- _TASK TO COMPLETE_:
Transcribe the material word for word, but without the images.

- _INPUT ROWS_:
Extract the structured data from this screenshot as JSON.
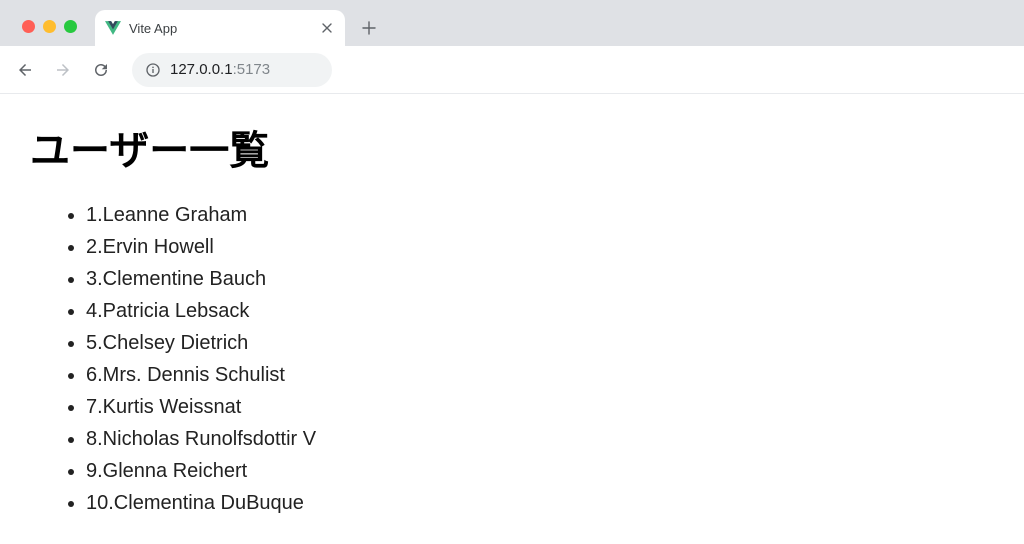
{
  "browser": {
    "tab_title": "Vite App",
    "url_host": "127.0.0.1",
    "url_port": ":5173"
  },
  "page": {
    "title": "ユーザー一覧",
    "users": [
      {
        "id": 1,
        "name": "Leanne Graham"
      },
      {
        "id": 2,
        "name": "Ervin Howell"
      },
      {
        "id": 3,
        "name": "Clementine Bauch"
      },
      {
        "id": 4,
        "name": "Patricia Lebsack"
      },
      {
        "id": 5,
        "name": "Chelsey Dietrich"
      },
      {
        "id": 6,
        "name": "Mrs. Dennis Schulist"
      },
      {
        "id": 7,
        "name": "Kurtis Weissnat"
      },
      {
        "id": 8,
        "name": "Nicholas Runolfsdottir V"
      },
      {
        "id": 9,
        "name": "Glenna Reichert"
      },
      {
        "id": 10,
        "name": "Clementina DuBuque"
      }
    ]
  }
}
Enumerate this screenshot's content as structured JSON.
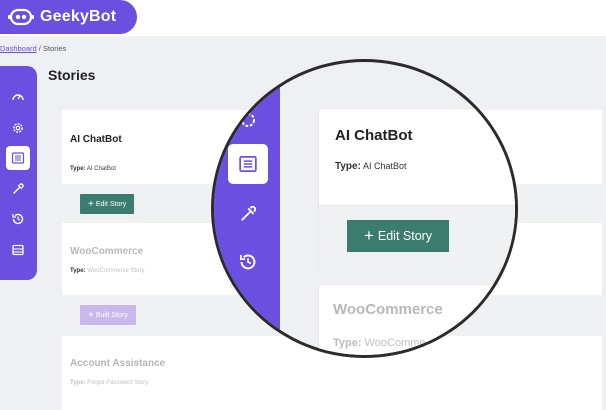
{
  "app": {
    "name": "GeekyBot",
    "brand_color": "#6a4fe0",
    "button_color": "#3a7d6e",
    "disabled_button_color": "#c8b8ee"
  },
  "breadcrumb": {
    "root": "Dashboard",
    "separator": "/",
    "current": "Stories"
  },
  "page": {
    "title": "Stories"
  },
  "sidebar": {
    "items": [
      {
        "icon": "dashboard-gauge-icon"
      },
      {
        "icon": "gear-icon"
      },
      {
        "icon": "list-icon",
        "active": true
      },
      {
        "icon": "eyedropper-icon"
      },
      {
        "icon": "history-icon"
      },
      {
        "icon": "table-icon"
      }
    ]
  },
  "stories": [
    {
      "name": "AI ChatBot",
      "type_label": "Type:",
      "type_value": "AI ChatBot",
      "button": "Edit Story",
      "button_icon": "+"
    },
    {
      "name": "WooCommerce",
      "type_label": "Type:",
      "type_value": "WooCommerce Story",
      "button": "Built Story",
      "button_icon": "+"
    },
    {
      "name": "Account Assistance",
      "type_label": "Type:",
      "type_value": "Forgot Password Story"
    }
  ],
  "magnifier": {
    "card": {
      "name": "AI ChatBot",
      "type_label": "Type:",
      "type_value": "AI ChatBot",
      "button": "Edit Story",
      "button_icon": "+"
    },
    "card2": {
      "name": "WooCommerce",
      "type_label": "Type:",
      "type_value": "WooComme"
    }
  }
}
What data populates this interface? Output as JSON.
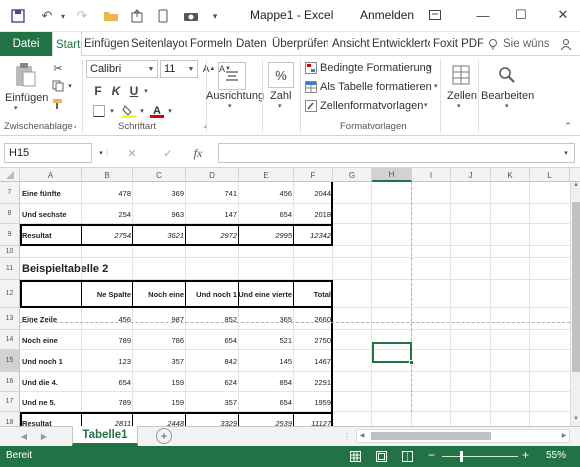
{
  "titlebar": {
    "title": "Mappe1  -  Excel",
    "signin": "Anmelden"
  },
  "tabs": {
    "file": "Datei",
    "items": [
      "Start",
      "Einfügen",
      "Seitenlayout",
      "Formeln",
      "Daten",
      "Überprüfen",
      "Ansicht",
      "Entwicklertools",
      "Foxit PDF"
    ],
    "tell_me": "Sie wünschen"
  },
  "ribbon": {
    "clipboard": {
      "paste_label": "Einfügen",
      "group_label": "Zwischenablage"
    },
    "font": {
      "name": "Calibri",
      "size": "11",
      "bold": "F",
      "italic": "K",
      "underline": "U",
      "group_label": "Schriftart"
    },
    "alignment": {
      "label": "Ausrichtung"
    },
    "number": {
      "label": "Zahl",
      "percent": "%"
    },
    "styles": {
      "conditional": "Bedingte Formatierung",
      "as_table": "Als Tabelle formatieren",
      "cell_styles": "Zellenformatvorlagen",
      "group_label": "Formatvorlagen"
    },
    "cells": {
      "label": "Zellen"
    },
    "editing": {
      "label": "Bearbeiten"
    }
  },
  "formula_bar": {
    "name_box": "H15",
    "fx": "fx",
    "value": ""
  },
  "grid": {
    "columns": [
      "A",
      "B",
      "C",
      "D",
      "E",
      "F",
      "G",
      "H",
      "I",
      "J",
      "K",
      "L"
    ],
    "selected_column": "H",
    "selected_row": "15",
    "rows": [
      {
        "n": "7",
        "a": "Eine fünfte",
        "b": "478",
        "c": "369",
        "d": "741",
        "e": "456",
        "f": "2044"
      },
      {
        "n": "8",
        "a": "Und sechste",
        "b": "254",
        "c": "963",
        "d": "147",
        "e": "654",
        "f": "2018"
      },
      {
        "n": "9",
        "a": "Resultat",
        "b": "2754",
        "c": "3621",
        "d": "2972",
        "e": "2995",
        "f": "12342"
      },
      {
        "n": "10",
        "a": "",
        "b": "",
        "c": "",
        "d": "",
        "e": "",
        "f": ""
      },
      {
        "n": "11",
        "a": "Beispieltabelle 2",
        "b": "",
        "c": "",
        "d": "",
        "e": "",
        "f": ""
      },
      {
        "n": "12",
        "a": "",
        "b": "Ne Spalte",
        "c": "Noch eine",
        "d": "Und noch 1",
        "e": "Und eine vierte",
        "f": "Total"
      },
      {
        "n": "13",
        "a": "Eine Zeile",
        "b": "456",
        "c": "987",
        "d": "852",
        "e": "365",
        "f": "2660"
      },
      {
        "n": "14",
        "a": "Noch eine",
        "b": "789",
        "c": "786",
        "d": "654",
        "e": "521",
        "f": "2750"
      },
      {
        "n": "15",
        "a": "Und noch 1",
        "b": "123",
        "c": "357",
        "d": "842",
        "e": "145",
        "f": "1467"
      },
      {
        "n": "16",
        "a": "Und die 4.",
        "b": "654",
        "c": "159",
        "d": "624",
        "e": "854",
        "f": "2291"
      },
      {
        "n": "17",
        "a": "Und ne 5.",
        "b": "789",
        "c": "159",
        "d": "357",
        "e": "654",
        "f": "1959"
      },
      {
        "n": "18",
        "a": "Resultat",
        "b": "2811",
        "c": "2448",
        "d": "3329",
        "e": "2539",
        "f": "11127"
      }
    ]
  },
  "sheets": {
    "active": "Tabelle1",
    "add_symbol": "+"
  },
  "status": {
    "ready": "Bereit",
    "zoom": "55%",
    "zoom_minus": "−",
    "zoom_plus": "+"
  }
}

- _WRITTEN RESPONSE_:
Extract the structured data from this screenshot as JSON.
{
  "browser": {
    "tab_title": "Vite App",
    "url_host": "127.0.0.1",
    "url_port": ":5173"
  },
  "page": {
    "title": "ユーザー一覧",
    "users": [
      {
        "id": 1,
        "name": "Leanne Graham"
      },
      {
        "id": 2,
        "name": "Ervin Howell"
      },
      {
        "id": 3,
        "name": "Clementine Bauch"
      },
      {
        "id": 4,
        "name": "Patricia Lebsack"
      },
      {
        "id": 5,
        "name": "Chelsey Dietrich"
      },
      {
        "id": 6,
        "name": "Mrs. Dennis Schulist"
      },
      {
        "id": 7,
        "name": "Kurtis Weissnat"
      },
      {
        "id": 8,
        "name": "Nicholas Runolfsdottir V"
      },
      {
        "id": 9,
        "name": "Glenna Reichert"
      },
      {
        "id": 10,
        "name": "Clementina DuBuque"
      }
    ]
  }
}
Enumerate this screenshot's content as structured JSON.
{
  "app": {
    "name": "GeekyBot",
    "brand_color": "#6a4fe0",
    "button_color": "#3a7d6e",
    "disabled_button_color": "#c8b8ee"
  },
  "breadcrumb": {
    "root": "Dashboard",
    "separator": "/",
    "current": "Stories"
  },
  "page": {
    "title": "Stories"
  },
  "sidebar": {
    "items": [
      {
        "icon": "dashboard-gauge-icon"
      },
      {
        "icon": "gear-icon"
      },
      {
        "icon": "list-icon",
        "active": true
      },
      {
        "icon": "eyedropper-icon"
      },
      {
        "icon": "history-icon"
      },
      {
        "icon": "table-icon"
      }
    ]
  },
  "stories": [
    {
      "name": "AI ChatBot",
      "type_label": "Type:",
      "type_value": "AI ChatBot",
      "button": "Edit Story",
      "button_icon": "+"
    },
    {
      "name": "WooCommerce",
      "type_label": "Type:",
      "type_value": "WooCommerce Story",
      "button": "Built Story",
      "button_icon": "+"
    },
    {
      "name": "Account Assistance",
      "type_label": "Type:",
      "type_value": "Forgot Password Story"
    }
  ],
  "magnifier": {
    "card": {
      "name": "AI ChatBot",
      "type_label": "Type:",
      "type_value": "AI ChatBot",
      "button": "Edit Story",
      "button_icon": "+"
    },
    "card2": {
      "name": "WooCommerce",
      "type_label": "Type:",
      "type_value": "WooComme"
    }
  }
}
What data populates this interface? Output as JSON.
{
  "titlebar": {
    "title": "Mappe1  -  Excel",
    "signin": "Anmelden"
  },
  "tabs": {
    "file": "Datei",
    "items": [
      "Start",
      "Einfügen",
      "Seitenlayout",
      "Formeln",
      "Daten",
      "Überprüfen",
      "Ansicht",
      "Entwicklertools",
      "Foxit PDF"
    ],
    "tell_me": "Sie wünschen"
  },
  "ribbon": {
    "clipboard": {
      "paste_label": "Einfügen",
      "group_label": "Zwischenablage"
    },
    "font": {
      "name": "Calibri",
      "size": "11",
      "bold": "F",
      "italic": "K",
      "underline": "U",
      "group_label": "Schriftart"
    },
    "alignment": {
      "label": "Ausrichtung"
    },
    "number": {
      "label": "Zahl",
      "percent": "%"
    },
    "styles": {
      "conditional": "Bedingte Formatierung",
      "as_table": "Als Tabelle formatieren",
      "cell_styles": "Zellenformatvorlagen",
      "group_label": "Formatvorlagen"
    },
    "cells": {
      "label": "Zellen"
    },
    "editing": {
      "label": "Bearbeiten"
    }
  },
  "formula_bar": {
    "name_box": "H15",
    "fx": "fx",
    "value": ""
  },
  "grid": {
    "columns": [
      "A",
      "B",
      "C",
      "D",
      "E",
      "F",
      "G",
      "H",
      "I",
      "J",
      "K",
      "L"
    ],
    "selected_column": "H",
    "selected_row": "15",
    "rows": [
      {
        "n": "7",
        "a": "Eine fünfte",
        "b": "478",
        "c": "369",
        "d": "741",
        "e": "456",
        "f": "2044"
      },
      {
        "n": "8",
        "a": "Und sechste",
        "b": "254",
        "c": "963",
        "d": "147",
        "e": "654",
        "f": "2018"
      },
      {
        "n": "9",
        "a": "Resultat",
        "b": "2754",
        "c": "3621",
        "d": "2972",
        "e": "2995",
        "f": "12342"
      },
      {
        "n": "10",
        "a": "",
        "b": "",
        "c": "",
        "d": "",
        "e": "",
        "f": ""
      },
      {
        "n": "11",
        "a": "Beispieltabelle 2",
        "b": "",
        "c": "",
        "d": "",
        "e": "",
        "f": ""
      },
      {
        "n": "12",
        "a": "",
        "b": "Ne Spalte",
        "c": "Noch eine",
        "d": "Und noch 1",
        "e": "Und eine vierte",
        "f": "Total"
      },
      {
        "n": "13",
        "a": "Eine Zeile",
        "b": "456",
        "c": "987",
        "d": "852",
        "e": "365",
        "f": "2660"
      },
      {
        "n": "14",
        "a": "Noch eine",
        "b": "789",
        "c": "786",
        "d": "654",
        "e": "521",
        "f": "2750"
      },
      {
        "n": "15",
        "a": "Und noch 1",
        "b": "123",
        "c": "357",
        "d": "842",
        "e": "145",
        "f": "1467"
      },
      {
        "n": "16",
        "a": "Und die 4.",
        "b": "654",
        "c": "159",
        "d": "624",
        "e": "854",
        "f": "2291"
      },
      {
        "n": "17",
        "a": "Und ne 5.",
        "b": "789",
        "c": "159",
        "d": "357",
        "e": "654",
        "f": "1959"
      },
      {
        "n": "18",
        "a": "Resultat",
        "b": "2811",
        "c": "2448",
        "d": "3329",
        "e": "2539",
        "f": "11127"
      }
    ]
  },
  "sheets": {
    "active": "Tabelle1",
    "add_symbol": "+"
  },
  "status": {
    "ready": "Bereit",
    "zoom": "55%",
    "zoom_minus": "−",
    "zoom_plus": "+"
  }
}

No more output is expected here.